Each line of the material below should be reproduced exactly.
>> BEGIN RECORD EXTRACTS
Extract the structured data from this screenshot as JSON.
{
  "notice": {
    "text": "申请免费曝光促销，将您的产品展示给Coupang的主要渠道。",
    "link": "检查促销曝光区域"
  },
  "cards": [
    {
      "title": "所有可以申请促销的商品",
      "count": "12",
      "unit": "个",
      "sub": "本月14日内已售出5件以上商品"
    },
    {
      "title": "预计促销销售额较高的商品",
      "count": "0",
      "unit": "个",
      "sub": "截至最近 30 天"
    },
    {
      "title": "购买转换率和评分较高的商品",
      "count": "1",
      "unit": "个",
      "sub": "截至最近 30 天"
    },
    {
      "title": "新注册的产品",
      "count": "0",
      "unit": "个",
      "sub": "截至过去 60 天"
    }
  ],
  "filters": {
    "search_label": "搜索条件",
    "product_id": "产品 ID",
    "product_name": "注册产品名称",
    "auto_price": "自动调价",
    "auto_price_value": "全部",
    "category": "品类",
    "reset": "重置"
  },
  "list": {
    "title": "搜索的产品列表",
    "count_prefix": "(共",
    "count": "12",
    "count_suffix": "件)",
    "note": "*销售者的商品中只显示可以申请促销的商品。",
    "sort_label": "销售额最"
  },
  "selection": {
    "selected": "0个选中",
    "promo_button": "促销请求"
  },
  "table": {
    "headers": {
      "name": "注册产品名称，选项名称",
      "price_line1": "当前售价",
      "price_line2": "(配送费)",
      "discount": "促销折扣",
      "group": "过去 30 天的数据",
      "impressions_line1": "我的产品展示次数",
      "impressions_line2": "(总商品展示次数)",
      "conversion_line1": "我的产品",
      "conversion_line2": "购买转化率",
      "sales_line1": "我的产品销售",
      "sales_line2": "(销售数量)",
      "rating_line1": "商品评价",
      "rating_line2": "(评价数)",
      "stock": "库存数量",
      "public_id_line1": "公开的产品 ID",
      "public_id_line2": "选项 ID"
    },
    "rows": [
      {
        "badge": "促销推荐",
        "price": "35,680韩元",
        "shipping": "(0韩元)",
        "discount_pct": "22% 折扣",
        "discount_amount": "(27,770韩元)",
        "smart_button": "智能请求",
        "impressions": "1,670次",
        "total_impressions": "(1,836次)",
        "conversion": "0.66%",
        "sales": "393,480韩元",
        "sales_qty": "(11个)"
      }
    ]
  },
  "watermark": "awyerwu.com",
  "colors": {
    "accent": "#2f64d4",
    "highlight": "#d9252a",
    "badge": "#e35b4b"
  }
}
>> END RECORD EXTRACTS
*OUTPUT OF THE TASK*
Extract the structured data from this screenshot as JSON.
{
  "notice": {
    "text": "申请免费曝光促销，将您的产品展示给Coupang的主要渠道。",
    "link": "检查促销曝光区域"
  },
  "cards": [
    {
      "title": "所有可以申请促销的商品",
      "count": "12",
      "unit": "个",
      "sub": "本月14日内已售出5件以上商品"
    },
    {
      "title": "预计促销销售额较高的商品",
      "count": "0",
      "unit": "个",
      "sub": "截至最近 30 天"
    },
    {
      "title": "购买转换率和评分较高的商品",
      "count": "1",
      "unit": "个",
      "sub": "截至最近 30 天"
    },
    {
      "title": "新注册的产品",
      "count": "0",
      "unit": "个",
      "sub": "截至过去 60 天"
    }
  ],
  "filters": {
    "search_label": "搜索条件",
    "product_id": "产品 ID",
    "product_name": "注册产品名称",
    "auto_price": "自动调价",
    "auto_price_value": "全部",
    "category": "品类",
    "reset": "重置"
  },
  "list": {
    "title": "搜索的产品列表",
    "count_prefix": "(共",
    "count": "12",
    "count_suffix": "件)",
    "note": "*销售者的商品中只显示可以申请促销的商品。",
    "sort_label": "销售额最"
  },
  "selection": {
    "selected": "0个选中",
    "promo_button": "促销请求"
  },
  "table": {
    "headers": {
      "name": "注册产品名称，选项名称",
      "price_line1": "当前售价",
      "price_line2": "(配送费)",
      "discount": "促销折扣",
      "group": "过去 30 天的数据",
      "impressions_line1": "我的产品展示次数",
      "impressions_line2": "(总商品展示次数)",
      "conversion_line1": "我的产品",
      "conversion_line2": "购买转化率",
      "sales_line1": "我的产品销售",
      "sales_line2": "(销售数量)",
      "rating_line1": "商品评价",
      "rating_line2": "(评价数)",
      "stock": "库存数量",
      "public_id_line1": "公开的产品 ID",
      "public_id_line2": "选项 ID"
    },
    "rows": [
      {
        "badge": "促销推荐",
        "price": "35,680韩元",
        "shipping": "(0韩元)",
        "discount_pct": "22% 折扣",
        "discount_amount": "(27,770韩元)",
        "smart_button": "智能请求",
        "impressions": "1,670次",
        "total_impressions": "(1,836次)",
        "conversion": "0.66%",
        "sales": "393,480韩元",
        "sales_qty": "(11个)"
      }
    ]
  },
  "watermark": "awyerwu.com",
  "colors": {
    "accent": "#2f64d4",
    "highlight": "#d9252a",
    "badge": "#e35b4b"
  }
}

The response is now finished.